(Given task):
Set the pictures aside and set down only the lines from the line holding "What text is on this page?" through the end of the entries below, ends included.

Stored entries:
==================================================

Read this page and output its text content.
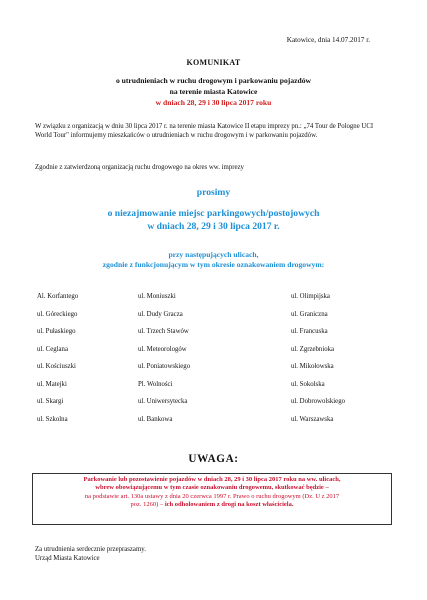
Katowice, dnia 14.07.2017 r.
KOMUNIKAT
o utrudnieniach w ruchu drogowym i parkowaniu pojazdów
na terenie miasta Katowice
w dniach 28, 29 i 30 lipca 2017 roku
W związku z organizacją w dniu 30 lipca 2017 r. na terenie miasta Katowice II etapu imprezy pn.: „74 Tour de Pologne UCI World Tour" informujemy mieszkańców o utrudnieniach w ruchu drogowym i w parkowaniu pojazdów.
Zgodnie z zatwierdzoną organizacją ruchu drogowego na okres ww. imprezy
prosimy
o niezajmowanie miejsc parkingowych/postojowych
w dniach 28, 29 i 30 lipca 2017 r.
przy następujących ulicach,
zgodnie z funkcjonującym w tym okresie oznakowaniem drogowym:
Al. Korfantego
ul. Góreckiego
ul. Pułaskiego
ul. Ceglana
ul. Kościuszki
ul. Matejki
ul. Skargi
ul. Szkolna
ul. Moniuszki
ul. Dudy Gracza
ul. Trzech Stawów
ul. Meteorologów
ul. Poniatowskiego
Pl. Wolności
ul. Uniwersytecka
ul. Bankowa
ul. Olimpijska
ul. Graniczna
ul. Francuska
ul. Zgrzebnioka
ul. Mikołowska
ul. Sokolska
ul. Dobrowolskiego
ul. Warszawska
UWAGA:
Parkowanie lub pozostawienie pojazdów w dniach 28, 29 i 30 lipca 2017 roku na ww. ulicach,
wbrew obowiązującemu w tym czasie oznakowaniu drogowemu, skutkować będzie –
na podstawie art. 130a ustawy z dnia 20 czerwca 1997 r. Prawo o ruchu drogowym (Dz. U z 2017
poz. 1260) – ich odholowaniem z drogi na koszt właściciela.
Za utrudnienia serdecznie przepraszamy.
Urząd Miasta Katowice
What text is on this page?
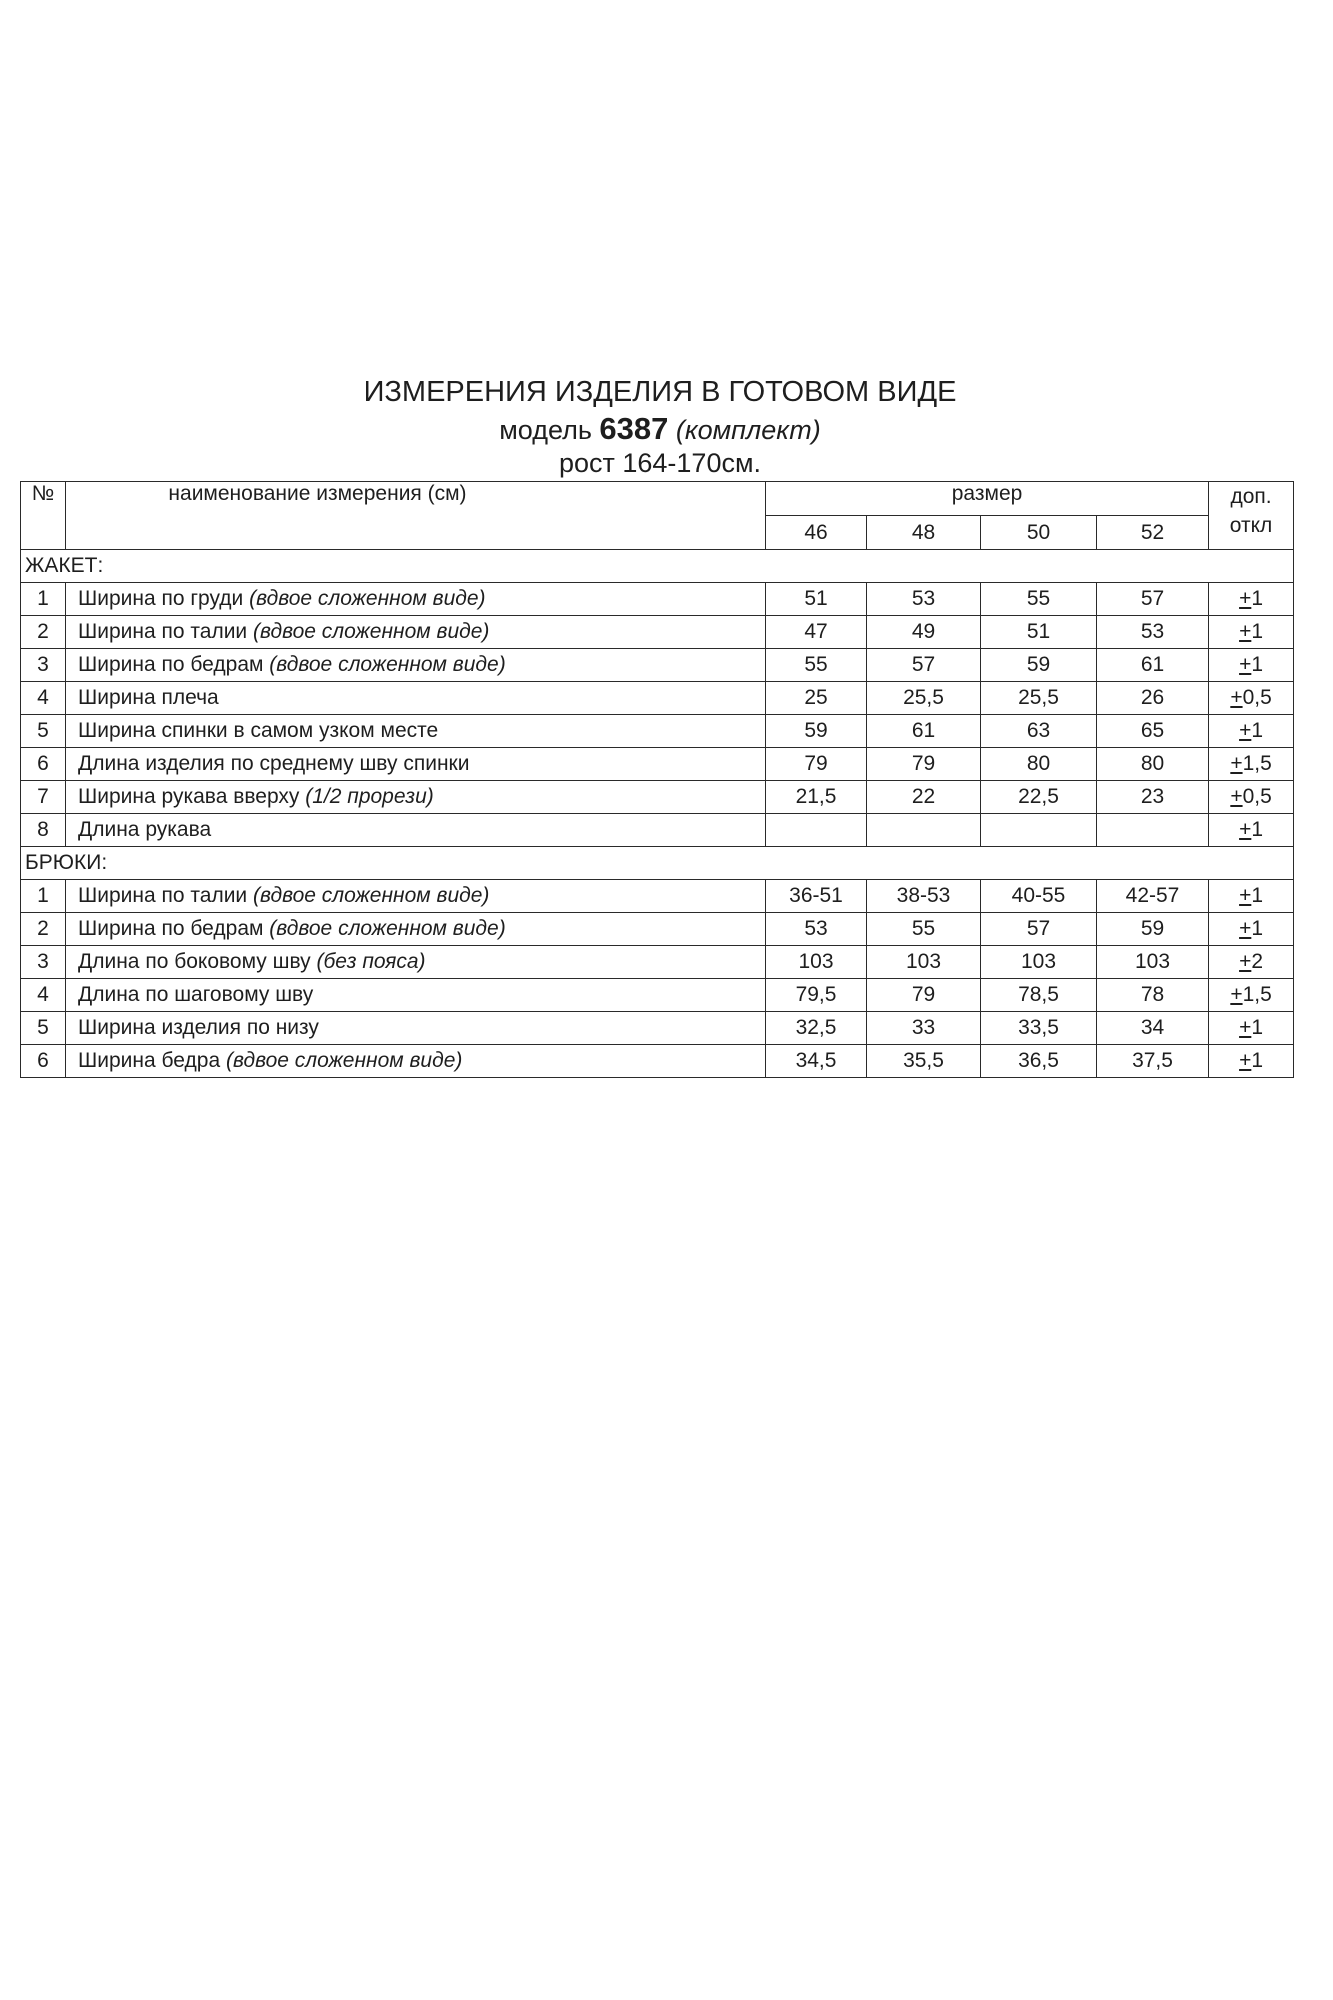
ИЗМЕРЕНИЯ ИЗДЕЛИЯ В ГОТОВОМ ВИДЕ
модель 6387 (комплект)
рост 164-170см.
№	наименование измерения (см)	размер				доп.
откл
		46	48	50	52	
ЖАКЕТ:						
1	Ширина по груди (вдвое сложенном виде)	51	53	55	57	+1
2	Ширина по талии (вдвое сложенном виде)	47	49	51	53	+1
3	Ширина по бедрам (вдвое сложенном виде)	55	57	59	61	+1
4	Ширина плеча	25	25,5	25,5	26	+0,5
5	Ширина спинки в самом узком месте	59	61	63	65	+1
6	Длина изделия по среднему шву спинки	79	79	80	80	+1,5
7	Ширина рукава вверху (1/2 прорези)	21,5	22	22,5	23	+0,5
8	Длина рукава					+1
БРЮКИ:						
1	Ширина по талии (вдвое сложенном виде)	36-51	38-53	40-55	42-57	+1
2	Ширина по бедрам (вдвое сложенном виде)	53	55	57	59	+1
3	Длина по боковому шву (без пояса)	103	103	103	103	+2
4	Длина по шаговому шву	79,5	79	78,5	78	+1,5
5	Ширина изделия по низу	32,5	33	33,5	34	+1
6	Ширина бедра (вдвое сложенном виде)	34,5	35,5	36,5	37,5	+1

==================================================

(Final result):
What text is on this page?
ИЗМЕРЕНИЯ ИЗДЕЛИЯ В ГОТОВОМ ВИДЕ
модель 6387 (комплект)
рост 164-170см.
№	наименование измерения (см)	размер				доп.
откл
		46	48	50	52	
ЖАКЕТ:						
1	Ширина по груди (вдвое сложенном виде)	51	53	55	57	+1
2	Ширина по талии (вдвое сложенном виде)	47	49	51	53	+1
3	Ширина по бедрам (вдвое сложенном виде)	55	57	59	61	+1
4	Ширина плеча	25	25,5	25,5	26	+0,5
5	Ширина спинки в самом узком месте	59	61	63	65	+1
6	Длина изделия по среднему шву спинки	79	79	80	80	+1,5
7	Ширина рукава вверху (1/2 прорези)	21,5	22	22,5	23	+0,5
8	Длина рукава					+1
БРЮКИ:						
1	Ширина по талии (вдвое сложенном виде)	36-51	38-53	40-55	42-57	+1
2	Ширина по бедрам (вдвое сложенном виде)	53	55	57	59	+1
3	Длина по боковому шву (без пояса)	103	103	103	103	+2
4	Длина по шаговому шву	79,5	79	78,5	78	+1,5
5	Ширина изделия по низу	32,5	33	33,5	34	+1
6	Ширина бедра (вдвое сложенном виде)	34,5	35,5	36,5	37,5	+1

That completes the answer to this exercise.